# Snap! 8 metaprogramming use cases

If this is the wrong category, please shift it.

Hi (and apologies to bh and Jens for not posting here at all or really using the cool community site in their entire existence ). Congrats on Snap! 8. That's a big version number, and the new metaprogramming features that have finally arrived are too cool for me to ignore (though usually I can never think of anything worth programming).

I haven't found much discussion on them here yet (adamantpenguin implemented text-based Snap!) so here are some use case ideas, and please share any more...

Records: I don't know where I first heard of this kind of thing; probably because of the SRFIs (Scheme Requests for Implementation) about it.

It will be great if someone can think of a better example for this.

The way to use variadic inputs seems to be undocumented, so I assumed there was no way and made it nest a lot of CONSes instead of using LIST.

There doesn't seem to be a better way to deal with variables than this:

or using an undefined variable if it has a fixed name, but of course I should just have made a custom block for this purpose.

Backquote (can't think of a different name): This macro might make a lot of macros (and the record implementation) easier and clearer. Not sure if it works perfectly, or whether unevaluated inputs/C-slots or ordinary procedure inputs are better. THIS SCRIPT + OF (if the latter now means "this block/procedure as a procedure with the environment of another") doesn't seem to work very consistently:

works, but this should be equivalent and doesn't work:

(Also I seem to have broken something so the backquote block only works half the time, other times saying "Cannot convert a Symbol value to a string" or something.)

A library with blocks for metaprogramming/macros might be a good idea.

bh had thought of a metacircular evaluator well before these features weere added. I guess running primitives needn't feel like "cheating" because special forms would still be treated specially? Are there any interesting ways it could be modified? Would the "Variations on a Scheme" still be relevant even though Snap! can imitate them more directly? In any case, it'd be interesting. (I started one with Snap! XML long ago.)

I don't think pattern matching (or syntax-rules) would be really relevant to Snap! macros because they're blocks.

Dispatch procedure OOP: Now one could make a DEFINE CLASS block that puts a new constructor in the palette, rather than just letting one assign it to a variable.

Snap! is probably one of the most innovative programming languages today (OK, I know nothing about programming languages today or CS academia, but I have the suspicion) since you're willing to add natural, convenient features without feeling constrained to what's conventional (hyperblocks, representing procedures' names(?) as themselves for want of a better way to put it, and hopefully eventually hybrid lexical/dynamic scope).

Any thoughts/ideas?

Thank you!

Yes, records are Jens's first use case. I imagine there will be a library reasonably soon. I agree with your notation for selectors, but Jens wants one selector block with a menu input.

Oh you're right! I didn't put the variadic input thing in the manual. Will fix that next edition. When JOINing a split expression, the actual input value sublist for a variadic input can either exactly match the number of slots shown in the block at the head of the sublist, e.g., if the block is then you provide four input expressions, or else you head the input expression list with a small integer and then a list of that many input expressions. I think I have that right...

Backquote: I have a partial implementation here:

but it doesn't quite work because of the issue about variadic inputs discussed in the previous paragraph. Gotta get back to it...

GIVEN MATERIAL |
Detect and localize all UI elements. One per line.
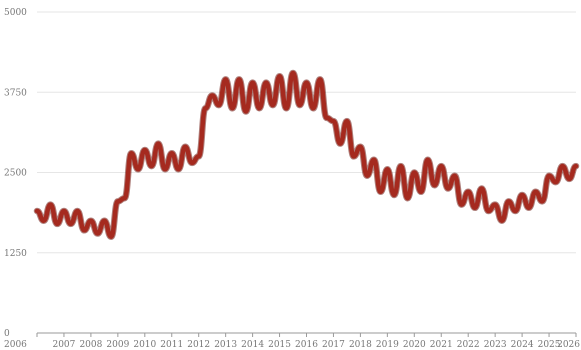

REQUIRED ACTIONS |
a) In the Snap! 8 metaprogramming post, what does Jens want to use for record selectors?
b) Pick up the Snap! 8 metaprogramming post right after its last sentence and keep it going.

EXPECTED ANSWERS |
a) One selector block with a menu input.

b)
Yes, a metacircular evaluator is definitely something we should be able to do if we're going to call ourselves a Scheme! I don't think we're quite there yet, or rather, I don't think we have the library spec'd out to let it be anything like as elegant as the SICP one.

Oh, yeah, how does blockness get in the way of syntax-rules?

Yes, DEFINE CLASS should add to the palette. Maybe it'd be a wrapper around a CLASS block that reports the constructor, and just wraps a name around that result.

Jens has convinced me that hybrid scope would horribly slow down even programs that don't use it, because to be sure you don't use it you have to unwind the stack frame by frame, rather than just pop off a bunch of stuff. Instead I might have to put up with a FLUID-LET that doesn't require you defining a global variable first. (It would create the variable the first time you fluid-let it.) Maybe with some syntax around it so that you can have a DYNAMIC VARS block similar to SCRIPT VARS but marking the variable as dynamic, or something.

We don't support declarative programming yet. I'm hoping, though, that it can be implemented entirely in Snap!, rather than having to modify Snap!. It'll depend how slow it is, I guess. Another thing for my task list. For innovative language, take a look at Oz, which implements OOP and functional programming and declarative programming, not as separate pieces awkwardly glued together, but by using an associative store as the main data structure, in terms of which all those things are defined.

Unfortunately, my task list has been write-only for a while now. :~( I really have to get myself to get back to work!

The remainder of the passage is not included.